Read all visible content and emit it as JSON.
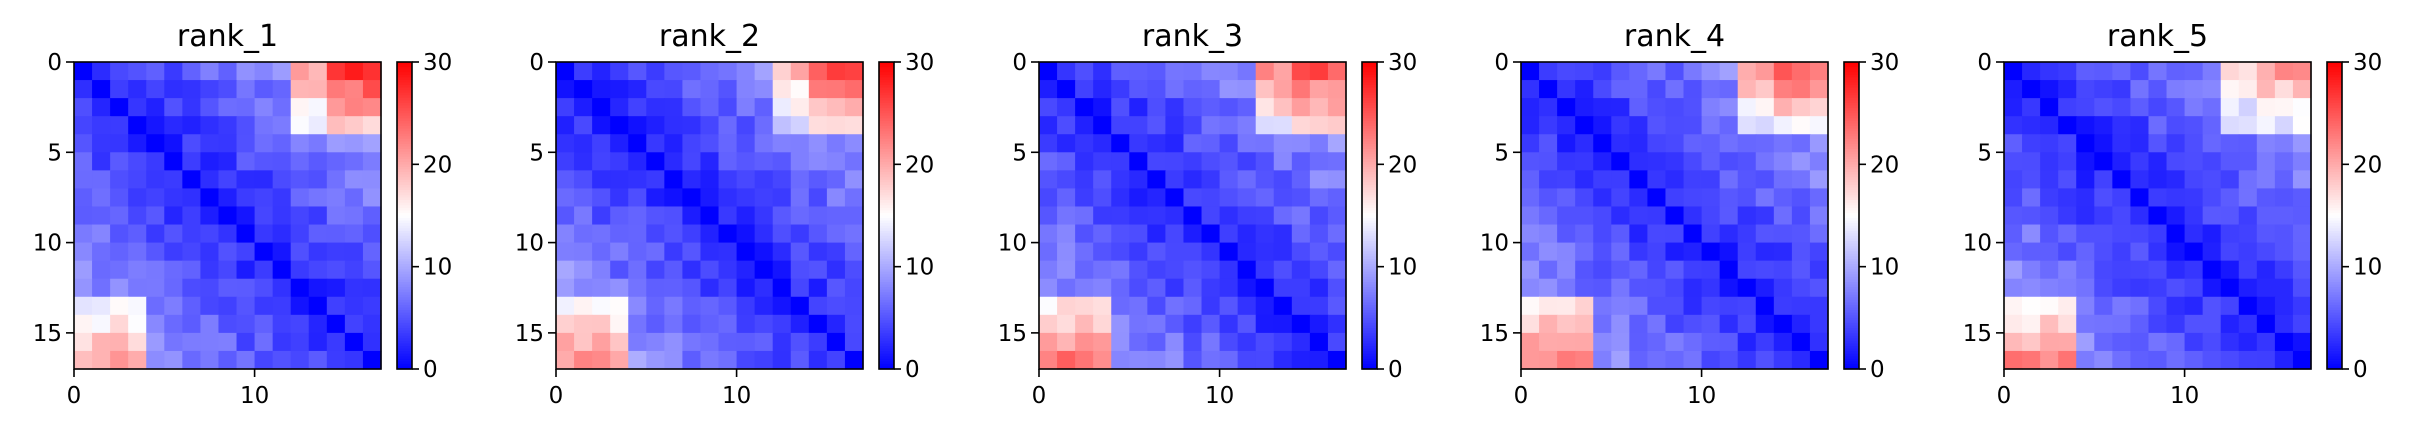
{
  "chart_data": {
    "type": "heatmap",
    "grid_size": 17,
    "colormap": {
      "name": "bwr",
      "stops": [
        "#0000ff",
        "#ffffff",
        "#ff0000"
      ]
    },
    "vmin": 0,
    "vmax": 30,
    "x_ticks": [
      0,
      10
    ],
    "y_ticks": [
      0,
      5,
      10,
      15
    ],
    "colorbar_ticks": [
      0,
      10,
      20,
      30
    ],
    "grid": false,
    "panels": [
      {
        "title": "rank_1",
        "edge_near": 20,
        "edge_far": 27,
        "bottom_left": 22
      },
      {
        "title": "rank_2",
        "edge_near": 19,
        "edge_far": 25,
        "bottom_left": 23
      },
      {
        "title": "rank_3",
        "edge_near": 22,
        "edge_far": 25,
        "bottom_left": 25
      },
      {
        "title": "rank_4",
        "edge_near": 20,
        "edge_far": 24,
        "bottom_left": 25
      },
      {
        "title": "rank_5",
        "edge_near": 18,
        "edge_far": 21,
        "bottom_left": 24
      }
    ]
  }
}
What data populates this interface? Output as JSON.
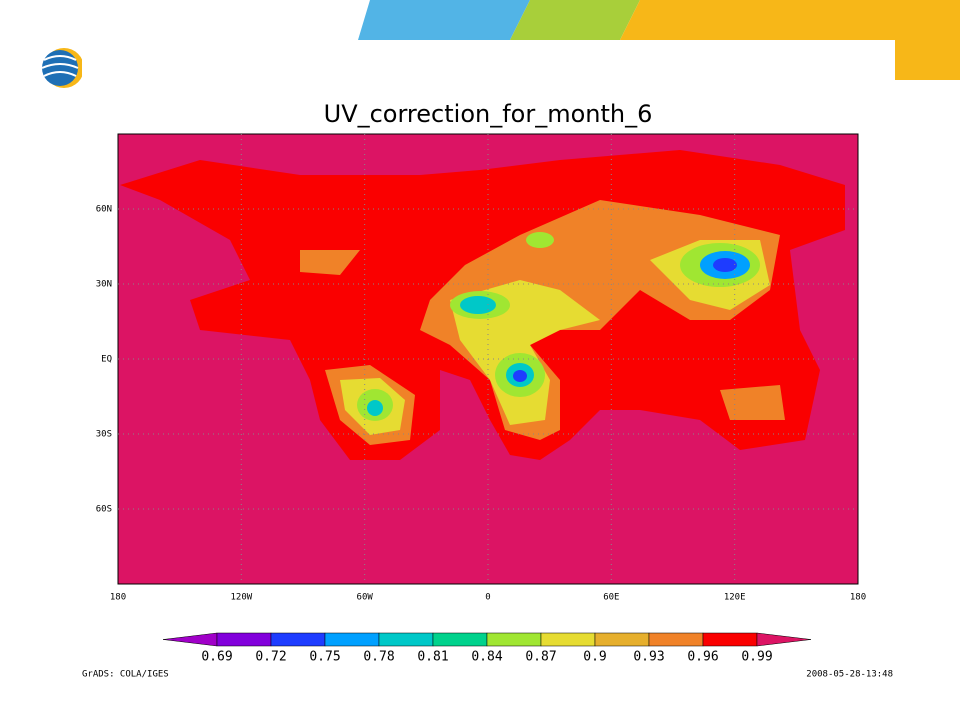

● ● ●

__Exercise__. Count each line where the string "title" occurs, and write only the number.

__Completed exercise__. 5